* _BRIEF_
Locate the word "историю" in the entries below, then gather every line that holds it.

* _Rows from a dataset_
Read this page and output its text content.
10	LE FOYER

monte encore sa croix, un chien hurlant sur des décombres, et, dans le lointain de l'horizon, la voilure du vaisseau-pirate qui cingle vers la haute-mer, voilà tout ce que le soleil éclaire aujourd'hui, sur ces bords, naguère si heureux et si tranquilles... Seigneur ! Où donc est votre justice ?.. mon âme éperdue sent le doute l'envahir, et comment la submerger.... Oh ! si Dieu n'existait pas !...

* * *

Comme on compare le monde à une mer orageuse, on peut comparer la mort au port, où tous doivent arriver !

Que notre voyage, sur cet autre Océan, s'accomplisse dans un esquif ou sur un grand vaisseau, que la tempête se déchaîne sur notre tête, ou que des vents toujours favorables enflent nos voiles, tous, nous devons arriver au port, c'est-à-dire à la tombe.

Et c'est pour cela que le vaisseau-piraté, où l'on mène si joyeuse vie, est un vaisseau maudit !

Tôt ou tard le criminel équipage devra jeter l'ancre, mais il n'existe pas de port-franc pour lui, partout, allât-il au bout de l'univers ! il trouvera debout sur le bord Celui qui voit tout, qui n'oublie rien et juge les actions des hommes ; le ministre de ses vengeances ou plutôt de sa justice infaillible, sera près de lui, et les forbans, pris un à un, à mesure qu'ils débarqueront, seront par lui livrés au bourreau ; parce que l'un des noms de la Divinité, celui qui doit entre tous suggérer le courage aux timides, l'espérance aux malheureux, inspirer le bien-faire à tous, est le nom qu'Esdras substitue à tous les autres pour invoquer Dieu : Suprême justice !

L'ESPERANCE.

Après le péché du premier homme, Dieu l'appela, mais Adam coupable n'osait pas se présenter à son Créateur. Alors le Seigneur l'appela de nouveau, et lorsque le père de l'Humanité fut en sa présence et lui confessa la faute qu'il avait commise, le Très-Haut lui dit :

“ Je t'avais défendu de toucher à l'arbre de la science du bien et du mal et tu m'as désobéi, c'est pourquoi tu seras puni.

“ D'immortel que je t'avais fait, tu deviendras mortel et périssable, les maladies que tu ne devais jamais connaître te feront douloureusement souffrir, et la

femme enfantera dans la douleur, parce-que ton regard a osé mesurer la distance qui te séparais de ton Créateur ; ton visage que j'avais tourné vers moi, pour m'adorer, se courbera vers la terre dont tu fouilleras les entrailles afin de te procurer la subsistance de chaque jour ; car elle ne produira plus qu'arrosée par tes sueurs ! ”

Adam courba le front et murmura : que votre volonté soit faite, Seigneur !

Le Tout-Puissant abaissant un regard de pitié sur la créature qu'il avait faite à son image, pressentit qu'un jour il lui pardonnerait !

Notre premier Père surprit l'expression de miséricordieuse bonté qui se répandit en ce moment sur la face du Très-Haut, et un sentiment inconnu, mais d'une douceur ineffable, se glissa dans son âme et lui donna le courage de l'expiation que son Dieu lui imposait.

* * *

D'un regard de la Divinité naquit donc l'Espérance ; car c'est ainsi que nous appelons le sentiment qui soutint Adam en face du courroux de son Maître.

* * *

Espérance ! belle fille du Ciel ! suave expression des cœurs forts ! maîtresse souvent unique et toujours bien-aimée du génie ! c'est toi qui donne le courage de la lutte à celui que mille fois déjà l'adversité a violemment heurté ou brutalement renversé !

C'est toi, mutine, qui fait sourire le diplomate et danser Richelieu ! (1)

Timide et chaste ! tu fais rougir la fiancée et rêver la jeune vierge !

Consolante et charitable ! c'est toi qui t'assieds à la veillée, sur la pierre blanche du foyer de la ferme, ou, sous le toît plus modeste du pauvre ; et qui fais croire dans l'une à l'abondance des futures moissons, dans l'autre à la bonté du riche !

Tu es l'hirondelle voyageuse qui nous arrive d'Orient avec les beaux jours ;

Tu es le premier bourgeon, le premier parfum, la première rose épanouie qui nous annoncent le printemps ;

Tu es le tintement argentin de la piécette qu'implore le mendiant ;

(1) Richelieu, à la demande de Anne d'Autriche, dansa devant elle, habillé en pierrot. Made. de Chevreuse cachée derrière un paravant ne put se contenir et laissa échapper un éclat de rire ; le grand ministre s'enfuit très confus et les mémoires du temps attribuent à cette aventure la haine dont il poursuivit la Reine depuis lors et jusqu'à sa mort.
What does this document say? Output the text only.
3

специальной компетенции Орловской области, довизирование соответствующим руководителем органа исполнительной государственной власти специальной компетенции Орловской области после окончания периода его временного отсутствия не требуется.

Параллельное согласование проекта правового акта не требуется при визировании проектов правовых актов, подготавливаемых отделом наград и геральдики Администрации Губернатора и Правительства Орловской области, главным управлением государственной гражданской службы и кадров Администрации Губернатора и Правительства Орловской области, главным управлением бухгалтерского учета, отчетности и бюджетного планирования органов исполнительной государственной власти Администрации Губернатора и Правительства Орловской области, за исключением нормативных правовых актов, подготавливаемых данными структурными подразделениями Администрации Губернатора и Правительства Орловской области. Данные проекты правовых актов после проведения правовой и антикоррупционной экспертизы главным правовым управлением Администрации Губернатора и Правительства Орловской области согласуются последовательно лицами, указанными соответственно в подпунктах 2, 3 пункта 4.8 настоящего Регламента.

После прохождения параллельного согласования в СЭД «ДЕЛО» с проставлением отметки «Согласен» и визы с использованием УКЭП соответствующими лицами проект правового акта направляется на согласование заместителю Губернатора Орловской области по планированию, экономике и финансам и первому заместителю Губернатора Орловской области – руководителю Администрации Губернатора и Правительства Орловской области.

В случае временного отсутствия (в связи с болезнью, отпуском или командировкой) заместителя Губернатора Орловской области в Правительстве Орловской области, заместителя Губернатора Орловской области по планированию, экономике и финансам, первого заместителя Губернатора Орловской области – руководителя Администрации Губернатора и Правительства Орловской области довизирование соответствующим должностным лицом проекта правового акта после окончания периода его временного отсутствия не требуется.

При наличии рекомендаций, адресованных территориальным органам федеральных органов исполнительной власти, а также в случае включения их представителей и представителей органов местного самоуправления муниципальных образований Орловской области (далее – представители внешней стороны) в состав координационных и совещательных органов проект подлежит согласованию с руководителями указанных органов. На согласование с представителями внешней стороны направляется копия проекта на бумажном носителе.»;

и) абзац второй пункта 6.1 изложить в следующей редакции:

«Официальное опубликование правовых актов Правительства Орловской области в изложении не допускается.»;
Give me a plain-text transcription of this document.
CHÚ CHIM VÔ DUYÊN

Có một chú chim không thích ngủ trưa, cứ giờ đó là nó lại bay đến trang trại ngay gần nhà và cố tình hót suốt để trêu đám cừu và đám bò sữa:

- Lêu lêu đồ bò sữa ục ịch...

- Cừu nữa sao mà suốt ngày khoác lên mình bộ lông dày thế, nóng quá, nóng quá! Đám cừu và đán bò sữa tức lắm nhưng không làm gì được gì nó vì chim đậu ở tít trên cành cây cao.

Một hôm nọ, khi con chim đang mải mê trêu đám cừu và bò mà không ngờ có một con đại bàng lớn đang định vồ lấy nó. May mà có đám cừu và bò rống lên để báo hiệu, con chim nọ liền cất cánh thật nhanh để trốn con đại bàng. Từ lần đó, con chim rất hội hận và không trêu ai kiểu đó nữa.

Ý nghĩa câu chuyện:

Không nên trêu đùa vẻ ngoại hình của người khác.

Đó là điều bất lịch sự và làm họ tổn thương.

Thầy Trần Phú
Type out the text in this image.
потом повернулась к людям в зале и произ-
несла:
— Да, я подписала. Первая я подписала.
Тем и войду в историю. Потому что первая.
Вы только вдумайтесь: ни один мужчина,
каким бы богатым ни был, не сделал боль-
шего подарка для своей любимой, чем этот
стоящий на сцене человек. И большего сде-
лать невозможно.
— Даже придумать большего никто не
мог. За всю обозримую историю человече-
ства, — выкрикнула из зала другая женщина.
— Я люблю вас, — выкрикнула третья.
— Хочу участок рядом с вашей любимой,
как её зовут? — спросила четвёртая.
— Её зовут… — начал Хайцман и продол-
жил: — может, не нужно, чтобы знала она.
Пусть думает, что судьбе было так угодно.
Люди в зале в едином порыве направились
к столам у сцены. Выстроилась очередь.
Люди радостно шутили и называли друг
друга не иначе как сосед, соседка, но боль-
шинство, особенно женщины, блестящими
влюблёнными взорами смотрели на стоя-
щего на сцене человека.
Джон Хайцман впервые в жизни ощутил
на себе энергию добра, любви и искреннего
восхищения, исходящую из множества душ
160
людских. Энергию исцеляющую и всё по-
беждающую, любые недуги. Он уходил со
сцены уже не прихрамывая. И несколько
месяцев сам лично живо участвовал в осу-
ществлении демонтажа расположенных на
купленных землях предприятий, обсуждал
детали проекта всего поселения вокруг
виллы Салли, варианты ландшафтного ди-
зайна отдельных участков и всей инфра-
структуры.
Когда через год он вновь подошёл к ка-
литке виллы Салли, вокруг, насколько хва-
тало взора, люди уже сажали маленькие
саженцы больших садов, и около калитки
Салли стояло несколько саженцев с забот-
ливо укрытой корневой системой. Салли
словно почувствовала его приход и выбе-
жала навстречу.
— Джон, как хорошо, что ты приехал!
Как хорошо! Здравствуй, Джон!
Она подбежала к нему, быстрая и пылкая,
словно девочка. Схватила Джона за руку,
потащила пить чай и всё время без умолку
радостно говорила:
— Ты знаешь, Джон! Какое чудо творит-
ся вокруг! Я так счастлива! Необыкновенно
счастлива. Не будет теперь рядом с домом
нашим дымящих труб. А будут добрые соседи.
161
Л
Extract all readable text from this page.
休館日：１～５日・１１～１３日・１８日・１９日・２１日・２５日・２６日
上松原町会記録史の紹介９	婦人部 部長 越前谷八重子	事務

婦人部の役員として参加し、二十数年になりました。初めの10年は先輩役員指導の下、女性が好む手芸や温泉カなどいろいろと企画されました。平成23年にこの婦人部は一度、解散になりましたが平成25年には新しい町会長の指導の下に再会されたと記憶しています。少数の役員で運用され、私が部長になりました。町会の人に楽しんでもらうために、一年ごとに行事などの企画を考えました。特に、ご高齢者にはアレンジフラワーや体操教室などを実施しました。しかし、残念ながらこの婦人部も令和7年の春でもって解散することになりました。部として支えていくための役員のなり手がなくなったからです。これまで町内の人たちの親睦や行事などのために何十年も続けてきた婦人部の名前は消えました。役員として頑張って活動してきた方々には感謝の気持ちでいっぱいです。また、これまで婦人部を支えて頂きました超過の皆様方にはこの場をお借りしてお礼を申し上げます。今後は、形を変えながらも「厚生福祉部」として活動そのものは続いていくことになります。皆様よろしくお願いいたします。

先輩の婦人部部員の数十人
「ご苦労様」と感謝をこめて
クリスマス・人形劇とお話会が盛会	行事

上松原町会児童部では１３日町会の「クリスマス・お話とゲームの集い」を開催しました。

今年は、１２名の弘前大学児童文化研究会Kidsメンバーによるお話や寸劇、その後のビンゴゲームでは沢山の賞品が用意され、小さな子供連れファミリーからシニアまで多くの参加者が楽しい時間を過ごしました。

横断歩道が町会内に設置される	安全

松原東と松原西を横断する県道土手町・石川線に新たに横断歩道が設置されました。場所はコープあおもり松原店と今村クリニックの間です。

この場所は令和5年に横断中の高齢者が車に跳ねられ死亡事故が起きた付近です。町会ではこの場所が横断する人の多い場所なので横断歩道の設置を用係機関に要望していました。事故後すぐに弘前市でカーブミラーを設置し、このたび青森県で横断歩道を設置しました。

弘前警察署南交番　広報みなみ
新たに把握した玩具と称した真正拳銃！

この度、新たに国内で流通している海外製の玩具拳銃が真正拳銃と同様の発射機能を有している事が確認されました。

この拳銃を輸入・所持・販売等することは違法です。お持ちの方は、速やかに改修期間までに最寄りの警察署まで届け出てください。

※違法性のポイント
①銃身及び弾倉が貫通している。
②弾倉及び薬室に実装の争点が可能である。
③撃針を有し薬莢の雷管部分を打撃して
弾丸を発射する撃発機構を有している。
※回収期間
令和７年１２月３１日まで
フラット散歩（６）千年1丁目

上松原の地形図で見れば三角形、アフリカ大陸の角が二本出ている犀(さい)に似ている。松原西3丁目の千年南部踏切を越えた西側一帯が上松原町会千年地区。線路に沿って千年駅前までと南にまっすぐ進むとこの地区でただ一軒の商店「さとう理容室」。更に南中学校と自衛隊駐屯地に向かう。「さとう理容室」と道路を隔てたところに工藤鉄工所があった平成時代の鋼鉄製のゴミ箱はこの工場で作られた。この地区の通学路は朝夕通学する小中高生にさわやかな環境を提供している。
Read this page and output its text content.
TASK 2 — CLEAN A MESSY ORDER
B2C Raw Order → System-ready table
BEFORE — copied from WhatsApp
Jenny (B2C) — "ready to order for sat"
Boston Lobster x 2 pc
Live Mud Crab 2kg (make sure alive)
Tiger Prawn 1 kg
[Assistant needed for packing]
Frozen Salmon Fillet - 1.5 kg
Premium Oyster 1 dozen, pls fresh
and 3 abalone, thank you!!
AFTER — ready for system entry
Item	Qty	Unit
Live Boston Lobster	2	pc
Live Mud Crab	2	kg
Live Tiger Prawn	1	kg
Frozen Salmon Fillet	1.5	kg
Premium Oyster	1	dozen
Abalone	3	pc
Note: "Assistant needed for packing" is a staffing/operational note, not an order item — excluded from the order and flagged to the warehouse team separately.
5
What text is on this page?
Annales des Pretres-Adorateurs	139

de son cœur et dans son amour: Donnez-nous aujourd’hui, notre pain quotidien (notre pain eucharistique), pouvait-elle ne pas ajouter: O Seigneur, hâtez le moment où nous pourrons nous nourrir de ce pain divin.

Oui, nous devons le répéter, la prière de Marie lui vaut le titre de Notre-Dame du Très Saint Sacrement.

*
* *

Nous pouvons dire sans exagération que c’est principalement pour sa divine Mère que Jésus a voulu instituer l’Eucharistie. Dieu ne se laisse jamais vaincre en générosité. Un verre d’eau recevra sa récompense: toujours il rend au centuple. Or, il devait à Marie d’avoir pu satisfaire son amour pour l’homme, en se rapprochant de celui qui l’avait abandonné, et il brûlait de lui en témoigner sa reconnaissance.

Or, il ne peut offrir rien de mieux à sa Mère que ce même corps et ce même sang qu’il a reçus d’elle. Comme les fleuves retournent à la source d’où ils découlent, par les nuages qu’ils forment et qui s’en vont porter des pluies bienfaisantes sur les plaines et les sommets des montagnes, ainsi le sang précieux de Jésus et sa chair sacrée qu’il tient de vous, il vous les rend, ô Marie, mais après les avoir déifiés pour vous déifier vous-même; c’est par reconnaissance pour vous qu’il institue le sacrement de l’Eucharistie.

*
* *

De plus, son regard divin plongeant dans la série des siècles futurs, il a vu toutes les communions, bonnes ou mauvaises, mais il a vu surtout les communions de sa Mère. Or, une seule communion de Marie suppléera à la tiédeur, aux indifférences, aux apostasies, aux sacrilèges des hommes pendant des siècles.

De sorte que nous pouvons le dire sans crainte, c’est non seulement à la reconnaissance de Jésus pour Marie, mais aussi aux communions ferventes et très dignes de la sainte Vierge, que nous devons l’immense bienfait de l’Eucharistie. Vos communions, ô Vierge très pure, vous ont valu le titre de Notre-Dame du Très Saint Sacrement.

* _RESULT FOR THIS TASK_
Тем и войду в историю. Потому что первая.
мог. За всю обозримую историю человече-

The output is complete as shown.